** Begin RECORDS **
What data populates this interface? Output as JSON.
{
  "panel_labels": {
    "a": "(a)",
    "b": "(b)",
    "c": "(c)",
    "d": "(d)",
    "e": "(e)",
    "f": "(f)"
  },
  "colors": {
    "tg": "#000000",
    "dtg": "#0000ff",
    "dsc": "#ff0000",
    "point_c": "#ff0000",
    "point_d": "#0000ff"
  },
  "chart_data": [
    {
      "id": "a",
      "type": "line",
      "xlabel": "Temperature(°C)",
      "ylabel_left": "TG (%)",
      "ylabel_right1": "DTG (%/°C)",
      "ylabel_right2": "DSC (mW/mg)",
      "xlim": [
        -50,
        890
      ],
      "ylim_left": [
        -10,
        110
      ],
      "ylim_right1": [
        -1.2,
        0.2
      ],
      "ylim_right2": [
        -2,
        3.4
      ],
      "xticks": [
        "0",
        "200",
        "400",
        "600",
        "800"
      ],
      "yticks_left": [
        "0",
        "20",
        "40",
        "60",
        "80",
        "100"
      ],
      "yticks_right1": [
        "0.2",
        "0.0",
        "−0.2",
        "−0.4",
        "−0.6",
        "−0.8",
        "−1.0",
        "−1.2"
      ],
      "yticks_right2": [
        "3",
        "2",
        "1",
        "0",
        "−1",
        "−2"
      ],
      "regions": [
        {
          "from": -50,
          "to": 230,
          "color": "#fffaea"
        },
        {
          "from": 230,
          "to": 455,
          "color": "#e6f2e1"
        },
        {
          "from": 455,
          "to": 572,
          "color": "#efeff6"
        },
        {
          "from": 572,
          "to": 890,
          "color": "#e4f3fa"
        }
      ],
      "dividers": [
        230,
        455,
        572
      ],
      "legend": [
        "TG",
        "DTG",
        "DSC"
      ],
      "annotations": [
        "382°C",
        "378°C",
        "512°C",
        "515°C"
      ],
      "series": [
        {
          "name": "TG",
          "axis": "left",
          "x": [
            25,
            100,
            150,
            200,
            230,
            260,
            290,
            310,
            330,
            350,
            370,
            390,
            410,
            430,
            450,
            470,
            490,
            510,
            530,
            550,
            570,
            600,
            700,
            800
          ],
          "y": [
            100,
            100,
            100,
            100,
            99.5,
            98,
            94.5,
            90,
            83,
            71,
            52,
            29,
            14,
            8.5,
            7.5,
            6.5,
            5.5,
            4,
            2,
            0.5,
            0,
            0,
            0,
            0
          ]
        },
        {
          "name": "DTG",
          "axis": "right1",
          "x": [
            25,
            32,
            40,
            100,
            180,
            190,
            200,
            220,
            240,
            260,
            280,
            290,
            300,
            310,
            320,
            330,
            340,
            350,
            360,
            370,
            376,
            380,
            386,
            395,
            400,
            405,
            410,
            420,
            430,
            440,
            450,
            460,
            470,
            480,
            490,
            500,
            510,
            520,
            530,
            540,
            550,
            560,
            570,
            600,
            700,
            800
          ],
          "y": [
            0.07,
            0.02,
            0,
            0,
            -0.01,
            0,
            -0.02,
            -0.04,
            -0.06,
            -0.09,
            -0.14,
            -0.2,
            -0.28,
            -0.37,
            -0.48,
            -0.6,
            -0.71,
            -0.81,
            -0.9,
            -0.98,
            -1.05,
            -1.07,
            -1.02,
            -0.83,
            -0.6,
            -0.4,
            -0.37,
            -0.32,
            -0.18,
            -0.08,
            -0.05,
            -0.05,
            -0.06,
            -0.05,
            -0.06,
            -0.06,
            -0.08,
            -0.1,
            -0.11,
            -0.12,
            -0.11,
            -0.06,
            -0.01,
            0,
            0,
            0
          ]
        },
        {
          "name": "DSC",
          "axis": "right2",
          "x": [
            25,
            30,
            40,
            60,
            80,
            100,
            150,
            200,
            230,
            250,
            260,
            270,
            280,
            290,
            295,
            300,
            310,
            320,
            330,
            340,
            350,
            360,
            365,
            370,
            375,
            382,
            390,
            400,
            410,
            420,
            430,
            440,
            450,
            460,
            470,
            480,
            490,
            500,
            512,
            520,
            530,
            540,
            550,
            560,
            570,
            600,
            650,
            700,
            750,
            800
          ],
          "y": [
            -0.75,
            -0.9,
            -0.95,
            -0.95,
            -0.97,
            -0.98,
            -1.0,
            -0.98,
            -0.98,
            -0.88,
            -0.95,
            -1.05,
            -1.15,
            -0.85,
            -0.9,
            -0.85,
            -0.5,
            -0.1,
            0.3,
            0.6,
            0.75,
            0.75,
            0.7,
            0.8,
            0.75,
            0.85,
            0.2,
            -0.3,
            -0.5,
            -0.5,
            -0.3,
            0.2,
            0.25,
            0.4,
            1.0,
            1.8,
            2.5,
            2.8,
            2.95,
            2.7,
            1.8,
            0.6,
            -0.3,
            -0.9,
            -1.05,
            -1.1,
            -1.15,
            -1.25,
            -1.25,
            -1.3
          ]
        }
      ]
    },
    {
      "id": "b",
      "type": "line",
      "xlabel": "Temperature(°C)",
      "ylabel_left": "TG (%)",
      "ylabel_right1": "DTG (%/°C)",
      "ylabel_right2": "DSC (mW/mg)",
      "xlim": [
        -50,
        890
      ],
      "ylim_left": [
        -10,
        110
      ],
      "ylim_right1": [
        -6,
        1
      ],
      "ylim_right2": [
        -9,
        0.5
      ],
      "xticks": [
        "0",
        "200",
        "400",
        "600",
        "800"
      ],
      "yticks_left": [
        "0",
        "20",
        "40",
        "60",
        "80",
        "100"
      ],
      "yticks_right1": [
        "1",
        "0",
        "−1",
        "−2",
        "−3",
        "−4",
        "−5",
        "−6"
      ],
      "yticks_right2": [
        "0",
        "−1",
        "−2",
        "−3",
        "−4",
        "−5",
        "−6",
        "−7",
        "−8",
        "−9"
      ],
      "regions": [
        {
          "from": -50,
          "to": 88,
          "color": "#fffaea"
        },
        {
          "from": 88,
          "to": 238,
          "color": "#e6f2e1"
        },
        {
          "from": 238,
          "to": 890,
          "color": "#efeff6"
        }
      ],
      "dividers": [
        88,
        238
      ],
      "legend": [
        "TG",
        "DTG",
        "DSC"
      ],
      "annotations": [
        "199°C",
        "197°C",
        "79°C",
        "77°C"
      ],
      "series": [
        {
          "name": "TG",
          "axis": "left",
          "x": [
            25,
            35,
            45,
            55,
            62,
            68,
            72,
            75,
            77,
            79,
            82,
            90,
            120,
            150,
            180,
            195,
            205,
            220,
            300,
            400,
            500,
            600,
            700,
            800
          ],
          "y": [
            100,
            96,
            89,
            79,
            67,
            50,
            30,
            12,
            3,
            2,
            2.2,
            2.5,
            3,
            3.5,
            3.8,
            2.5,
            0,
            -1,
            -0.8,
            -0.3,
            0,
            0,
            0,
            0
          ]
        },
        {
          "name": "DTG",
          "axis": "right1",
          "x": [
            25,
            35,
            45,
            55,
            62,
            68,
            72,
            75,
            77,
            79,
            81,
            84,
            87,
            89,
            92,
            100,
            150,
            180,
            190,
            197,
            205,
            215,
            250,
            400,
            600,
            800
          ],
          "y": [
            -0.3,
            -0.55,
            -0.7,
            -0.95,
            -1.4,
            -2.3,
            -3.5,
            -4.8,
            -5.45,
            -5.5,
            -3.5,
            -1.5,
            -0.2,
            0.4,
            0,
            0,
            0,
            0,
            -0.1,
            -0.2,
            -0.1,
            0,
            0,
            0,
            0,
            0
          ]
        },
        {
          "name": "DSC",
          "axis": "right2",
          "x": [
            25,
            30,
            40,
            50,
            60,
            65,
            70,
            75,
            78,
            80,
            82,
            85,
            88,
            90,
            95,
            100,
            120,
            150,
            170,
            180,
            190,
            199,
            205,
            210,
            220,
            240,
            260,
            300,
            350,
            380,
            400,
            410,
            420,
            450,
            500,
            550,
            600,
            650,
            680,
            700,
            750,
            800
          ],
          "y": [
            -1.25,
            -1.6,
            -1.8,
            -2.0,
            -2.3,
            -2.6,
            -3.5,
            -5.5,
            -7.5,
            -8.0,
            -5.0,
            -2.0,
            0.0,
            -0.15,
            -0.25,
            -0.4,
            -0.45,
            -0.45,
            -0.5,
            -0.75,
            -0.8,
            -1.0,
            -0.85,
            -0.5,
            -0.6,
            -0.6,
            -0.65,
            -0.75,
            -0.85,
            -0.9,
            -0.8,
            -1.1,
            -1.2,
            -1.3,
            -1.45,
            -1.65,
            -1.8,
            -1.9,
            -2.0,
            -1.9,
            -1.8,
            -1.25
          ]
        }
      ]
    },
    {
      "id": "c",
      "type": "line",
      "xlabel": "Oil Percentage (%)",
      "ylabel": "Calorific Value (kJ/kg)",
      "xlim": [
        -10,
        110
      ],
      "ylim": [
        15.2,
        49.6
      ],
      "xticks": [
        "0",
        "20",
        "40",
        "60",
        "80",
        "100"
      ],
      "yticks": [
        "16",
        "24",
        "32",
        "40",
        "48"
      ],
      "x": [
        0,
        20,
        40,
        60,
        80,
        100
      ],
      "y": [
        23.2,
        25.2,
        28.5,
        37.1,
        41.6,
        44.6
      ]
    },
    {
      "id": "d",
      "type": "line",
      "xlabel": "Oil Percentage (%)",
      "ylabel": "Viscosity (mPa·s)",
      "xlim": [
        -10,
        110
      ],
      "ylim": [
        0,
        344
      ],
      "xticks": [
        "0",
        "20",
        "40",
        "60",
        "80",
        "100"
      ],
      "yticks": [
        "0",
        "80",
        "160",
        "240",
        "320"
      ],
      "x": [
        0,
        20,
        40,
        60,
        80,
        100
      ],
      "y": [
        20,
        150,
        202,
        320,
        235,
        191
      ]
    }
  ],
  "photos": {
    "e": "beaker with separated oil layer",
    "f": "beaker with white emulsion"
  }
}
** End RECORDS **
**WHAT YOU NEED TO DO:**
Copy whichever lines in the listing above contain the word "beaker".

**EXERCISE ANSWER:**
    "e": "beaker with separated oil layer",
    "f": "beaker with white emulsion"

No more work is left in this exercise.